Excerpt:
· · · ·
Fig. 8. CSPG4 IgE does not mediate RBL-SX38 cell degranulation in the presence of human sera from patients or healthy participants and does not trigger basophil activation in cancer patient blood ex vivo.

a In the absence of cancer cells, FcεRI-expressing RBL-SX38 cells sensitized with CSPG4 IgE did not degranulate when incubated with sera from healthy volunteers (left, n = 16) or from melanoma patients (right, n = 31) (p≤0.0001). b–d Basophil activation test (BAT) was performed to assess the potential risk of hypersensitivity to CSPG4 IgE treatment in human blood samples ex vivo. b Gating strategy to identify CCR3^highSSC^low basophils in unfractionated whole blood samples. c Incubation of whole blood from cancer patients with positive control stimuli (fMLP, anti-FcεRI and anti-IgE), or NIP IgE and its polyclonal antigen NIP-BSA, triggered basophil activation as measured by increased CD63 cell-surface expression (representative plots, left; and summary of data from n = 8 independent experiments, right) (p = 0.0018, p = 0.0003, p = 0.0030, p = 0.0028). d CSPG4 IgE and isotype control IgE did not trigger human basophil activation in whole blood samples from melanoma patients (Left: representative plots; Right: n = 15 patient samples) (p ≤ 0.0001, p ≤ 0.0001, p = 0.0016). Inset graph shows CSPG4 IgE and Control IgE on a smaller axis scale. Data shown as mean ± SEM. Source data are provided as a Source Data file. One-way ANOVA (a, c, d): **p ≤ 0.01; ***p ≤ 0.001, ****p ≤ 0.0001.

Fig. 9. Efficacy and mechanism of action of an IgE antibody specific for the tumor-associated antigen CSPG4 to target melanoma support the development of IgE therapies for CSPG4-expressing tumors.
· · · ·
Supplied data:
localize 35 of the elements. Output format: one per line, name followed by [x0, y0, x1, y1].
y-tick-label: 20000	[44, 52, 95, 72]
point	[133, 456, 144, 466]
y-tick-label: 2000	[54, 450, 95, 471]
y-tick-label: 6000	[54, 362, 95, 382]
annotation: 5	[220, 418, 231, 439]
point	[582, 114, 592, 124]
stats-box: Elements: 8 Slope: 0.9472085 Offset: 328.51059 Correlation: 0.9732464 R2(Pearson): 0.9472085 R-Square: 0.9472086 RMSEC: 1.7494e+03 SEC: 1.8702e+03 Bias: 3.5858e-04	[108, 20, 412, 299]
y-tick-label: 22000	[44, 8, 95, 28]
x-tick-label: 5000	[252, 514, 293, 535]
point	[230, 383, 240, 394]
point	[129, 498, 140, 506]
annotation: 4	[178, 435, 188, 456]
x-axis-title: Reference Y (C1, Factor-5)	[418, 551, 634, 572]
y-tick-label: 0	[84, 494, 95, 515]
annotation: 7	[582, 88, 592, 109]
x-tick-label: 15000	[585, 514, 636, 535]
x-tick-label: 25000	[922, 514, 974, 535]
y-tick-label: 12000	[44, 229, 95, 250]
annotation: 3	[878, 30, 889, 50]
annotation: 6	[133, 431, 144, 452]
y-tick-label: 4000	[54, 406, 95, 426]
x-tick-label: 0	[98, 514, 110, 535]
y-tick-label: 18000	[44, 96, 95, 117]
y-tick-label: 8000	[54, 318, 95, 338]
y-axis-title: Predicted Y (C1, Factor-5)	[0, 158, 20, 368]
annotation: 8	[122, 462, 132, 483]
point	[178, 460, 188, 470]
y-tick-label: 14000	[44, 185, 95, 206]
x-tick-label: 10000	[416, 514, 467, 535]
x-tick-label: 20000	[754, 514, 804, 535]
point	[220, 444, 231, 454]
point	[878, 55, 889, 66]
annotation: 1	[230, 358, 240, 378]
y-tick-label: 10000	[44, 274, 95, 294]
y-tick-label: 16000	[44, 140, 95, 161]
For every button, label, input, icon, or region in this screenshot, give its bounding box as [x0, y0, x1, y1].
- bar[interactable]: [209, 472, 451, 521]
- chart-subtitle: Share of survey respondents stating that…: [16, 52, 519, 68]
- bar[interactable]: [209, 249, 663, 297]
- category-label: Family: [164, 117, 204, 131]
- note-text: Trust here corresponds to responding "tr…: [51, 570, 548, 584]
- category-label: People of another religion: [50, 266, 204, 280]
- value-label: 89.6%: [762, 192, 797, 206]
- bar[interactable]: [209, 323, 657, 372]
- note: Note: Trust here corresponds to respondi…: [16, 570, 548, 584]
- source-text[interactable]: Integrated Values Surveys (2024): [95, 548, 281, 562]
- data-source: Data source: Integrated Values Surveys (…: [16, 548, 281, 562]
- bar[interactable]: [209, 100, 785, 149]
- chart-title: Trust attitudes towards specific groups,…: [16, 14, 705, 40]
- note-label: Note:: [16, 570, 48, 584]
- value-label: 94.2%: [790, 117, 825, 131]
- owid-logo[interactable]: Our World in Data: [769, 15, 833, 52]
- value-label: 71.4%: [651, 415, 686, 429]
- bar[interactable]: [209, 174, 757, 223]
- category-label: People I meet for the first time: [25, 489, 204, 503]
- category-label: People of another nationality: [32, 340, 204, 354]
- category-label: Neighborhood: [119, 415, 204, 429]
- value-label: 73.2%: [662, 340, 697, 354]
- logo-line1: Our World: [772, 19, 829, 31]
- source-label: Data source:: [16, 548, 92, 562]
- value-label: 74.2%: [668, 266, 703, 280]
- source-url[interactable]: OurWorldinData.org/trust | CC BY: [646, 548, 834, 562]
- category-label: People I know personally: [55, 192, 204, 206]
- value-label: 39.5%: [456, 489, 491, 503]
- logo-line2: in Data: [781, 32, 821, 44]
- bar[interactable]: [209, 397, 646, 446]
· · · ·
What this task involves:
Extract the passage of the CSPG4 IgE figure legend verbatim, starting at "Fig. 8. CSPG4" and ending at "blood ex vivo.".

The completed task:
Fig. 8. CSPG4 IgE does not mediate RBL-SX38 cell degranulation in the presence of human sera from patients or healthy participants and does not trigger basophil activation in cancer patient blood ex vivo.